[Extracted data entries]
= = =

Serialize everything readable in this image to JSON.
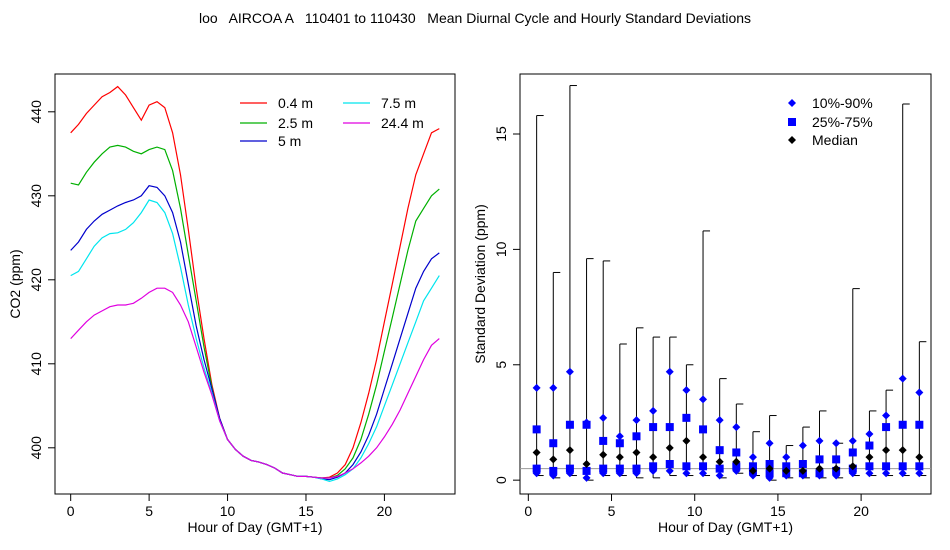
{
  "figure": {
    "title": "loo   AIRCOA A   110401 to 110430   Mean Diurnal Cycle and Hourly Standard Deviations"
  },
  "chart_data": [
    {
      "type": "line",
      "xlabel": "Hour of Day (GMT+1)",
      "ylabel": "CO2 (ppm)",
      "xlim": [
        -1,
        24.5
      ],
      "ylim": [
        394.5,
        444.5
      ],
      "xticks": [
        0,
        5,
        10,
        15,
        20
      ],
      "yticks": [
        400,
        410,
        420,
        430,
        440
      ],
      "legend_position": "top-right",
      "grid": false,
      "x": [
        0,
        0.5,
        1,
        1.5,
        2,
        2.5,
        3,
        3.5,
        4,
        4.5,
        5,
        5.5,
        6,
        6.5,
        7,
        7.5,
        8,
        8.5,
        9,
        9.5,
        10,
        10.5,
        11,
        11.5,
        12,
        12.5,
        13,
        13.5,
        14,
        14.5,
        15,
        15.5,
        16,
        16.5,
        17,
        17.5,
        18,
        18.5,
        19,
        19.5,
        20,
        20.5,
        21,
        21.5,
        22,
        22.5,
        23,
        23.5
      ],
      "series": [
        {
          "name": "0.4 m",
          "color": "#ff0000",
          "values": [
            437.5,
            438.5,
            439.8,
            440.8,
            441.8,
            442.3,
            443.0,
            442.0,
            440.5,
            439.0,
            440.8,
            441.2,
            440.5,
            437.5,
            432.5,
            426.0,
            419.0,
            413.0,
            407.5,
            403.5,
            401.0,
            399.8,
            399.0,
            398.5,
            398.3,
            398.0,
            397.6,
            397.0,
            396.8,
            396.6,
            396.6,
            396.5,
            396.4,
            396.5,
            397.0,
            398.0,
            400.0,
            403.0,
            406.5,
            410.5,
            415.0,
            419.5,
            424.0,
            428.5,
            432.5,
            435.0,
            437.5,
            438.0
          ]
        },
        {
          "name": "2.5 m",
          "color": "#00b000",
          "values": [
            431.5,
            431.3,
            432.8,
            434.0,
            435.0,
            435.8,
            436.0,
            435.8,
            435.3,
            435.0,
            435.5,
            435.8,
            435.5,
            433.0,
            428.5,
            423.0,
            417.5,
            412.0,
            407.2,
            403.3,
            401.0,
            399.8,
            399.0,
            398.5,
            398.3,
            398.0,
            397.6,
            397.0,
            396.8,
            396.6,
            396.6,
            396.5,
            396.4,
            396.4,
            396.7,
            397.5,
            398.8,
            401.0,
            404.0,
            407.5,
            411.5,
            415.5,
            419.5,
            423.5,
            427.0,
            428.5,
            430.0,
            430.8
          ]
        },
        {
          "name": "5 m",
          "color": "#0000cc",
          "values": [
            423.5,
            424.5,
            426.0,
            427.0,
            427.8,
            428.3,
            428.8,
            429.2,
            429.5,
            430.0,
            431.2,
            431.0,
            430.0,
            428.0,
            424.5,
            419.5,
            414.5,
            410.5,
            407.0,
            403.5,
            401.0,
            399.8,
            399.0,
            398.5,
            398.3,
            398.0,
            397.6,
            397.0,
            396.8,
            396.6,
            396.6,
            396.5,
            396.3,
            396.2,
            396.5,
            397.0,
            398.0,
            399.5,
            401.5,
            404.0,
            407.0,
            410.0,
            413.0,
            416.0,
            419.0,
            421.0,
            422.5,
            423.2
          ]
        },
        {
          "name": "7.5 m",
          "color": "#00e5ee",
          "values": [
            420.5,
            421.0,
            422.5,
            424.0,
            425.0,
            425.5,
            425.6,
            426.0,
            426.8,
            428.0,
            429.5,
            429.2,
            428.0,
            425.5,
            421.5,
            417.0,
            413.0,
            409.5,
            406.5,
            403.2,
            401.0,
            399.8,
            399.0,
            398.5,
            398.3,
            398.0,
            397.6,
            397.0,
            396.8,
            396.6,
            396.6,
            396.5,
            396.3,
            396.0,
            396.3,
            396.8,
            397.5,
            398.8,
            400.5,
            402.5,
            405.0,
            407.5,
            410.0,
            412.5,
            415.0,
            417.5,
            419.0,
            420.5
          ]
        },
        {
          "name": "24.4 m",
          "color": "#e000e0",
          "values": [
            413.0,
            414.0,
            415.0,
            415.8,
            416.3,
            416.8,
            417.0,
            417.0,
            417.2,
            417.8,
            418.5,
            419.0,
            419.0,
            418.5,
            417.0,
            415.0,
            412.0,
            409.0,
            406.3,
            403.2,
            401.0,
            399.8,
            399.0,
            398.5,
            398.3,
            398.0,
            397.6,
            397.0,
            396.8,
            396.6,
            396.6,
            396.5,
            396.4,
            396.4,
            396.6,
            397.0,
            397.5,
            398.2,
            399.0,
            400.0,
            401.3,
            402.8,
            404.5,
            406.5,
            408.5,
            410.5,
            412.2,
            413.0
          ]
        }
      ]
    },
    {
      "type": "scatter",
      "xlabel": "Hour of Day (GMT+1)",
      "ylabel": "Standard Deviation (ppm)",
      "xlim": [
        -0.5,
        24.2
      ],
      "ylim": [
        -0.6,
        17.6
      ],
      "xticks": [
        0,
        5,
        10,
        15,
        20
      ],
      "yticks": [
        0,
        5,
        10,
        15
      ],
      "legend_position": "top-right",
      "grid": false,
      "reference_line": 0.5,
      "x": [
        0.5,
        1.5,
        2.5,
        3.5,
        4.5,
        5.5,
        6.5,
        7.5,
        8.5,
        9.5,
        10.5,
        11.5,
        12.5,
        13.5,
        14.5,
        15.5,
        16.5,
        17.5,
        18.5,
        19.5,
        20.5,
        21.5,
        22.5,
        23.5
      ],
      "whisker_max": [
        15.8,
        9.0,
        17.1,
        9.6,
        9.5,
        5.9,
        6.6,
        6.2,
        6.2,
        5.0,
        10.8,
        4.4,
        3.3,
        2.1,
        2.8,
        1.5,
        2.3,
        3.0,
        1.6,
        8.3,
        3.0,
        3.9,
        16.3,
        6.0
      ],
      "whisker_min": [
        0.2,
        0.1,
        0.2,
        0.0,
        0.2,
        0.2,
        0.1,
        0.1,
        0.2,
        0.2,
        0.2,
        0.1,
        0.3,
        0.2,
        0.0,
        0.1,
        0.1,
        0.1,
        0.1,
        0.2,
        0.2,
        0.2,
        0.2,
        0.2
      ],
      "series": [
        {
          "name": "10%-90%",
          "marker": "diamond",
          "color": "#0000ff",
          "values_high": [
            4.0,
            4.0,
            4.7,
            2.5,
            2.7,
            1.9,
            2.6,
            3.0,
            4.7,
            3.9,
            3.5,
            2.6,
            2.3,
            1.0,
            1.6,
            1.0,
            1.5,
            1.7,
            1.6,
            1.7,
            2.0,
            2.8,
            4.4,
            3.8
          ],
          "values_low": [
            0.3,
            0.2,
            0.3,
            0.1,
            0.3,
            0.3,
            0.3,
            0.4,
            0.4,
            0.3,
            0.3,
            0.2,
            0.4,
            0.2,
            0.1,
            0.2,
            0.2,
            0.2,
            0.2,
            0.3,
            0.3,
            0.3,
            0.3,
            0.3
          ]
        },
        {
          "name": "25%-75%",
          "marker": "square",
          "color": "#0000ff",
          "values_high": [
            2.2,
            1.6,
            2.4,
            2.4,
            1.7,
            1.6,
            1.9,
            2.3,
            2.3,
            2.7,
            2.2,
            1.3,
            1.2,
            0.6,
            0.7,
            0.6,
            0.7,
            0.9,
            0.9,
            1.2,
            1.5,
            2.3,
            2.4,
            2.4
          ],
          "values_low": [
            0.5,
            0.4,
            0.5,
            0.4,
            0.5,
            0.5,
            0.5,
            0.6,
            0.7,
            0.6,
            0.6,
            0.5,
            0.6,
            0.4,
            0.3,
            0.3,
            0.3,
            0.3,
            0.4,
            0.5,
            0.6,
            0.6,
            0.6,
            0.6
          ]
        },
        {
          "name": "Median",
          "marker": "diamond",
          "color": "#000000",
          "values": [
            1.2,
            0.9,
            1.3,
            0.7,
            1.1,
            1.0,
            1.2,
            1.0,
            1.4,
            1.7,
            1.0,
            0.8,
            0.8,
            0.4,
            0.5,
            0.4,
            0.4,
            0.5,
            0.5,
            0.6,
            1.0,
            1.3,
            1.3,
            1.0
          ]
        }
      ]
    }
  ]
}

= = =

Scan the lines for the string "Standard". Copy out each line that matches.

COMPLETE RESPONSE
    "title": "loo   AIRCOA A   110401 to 110430   Mean Diurnal Cycle and Hourly Standard Deviations"
      "ylabel": "Standard Deviation (ppm)",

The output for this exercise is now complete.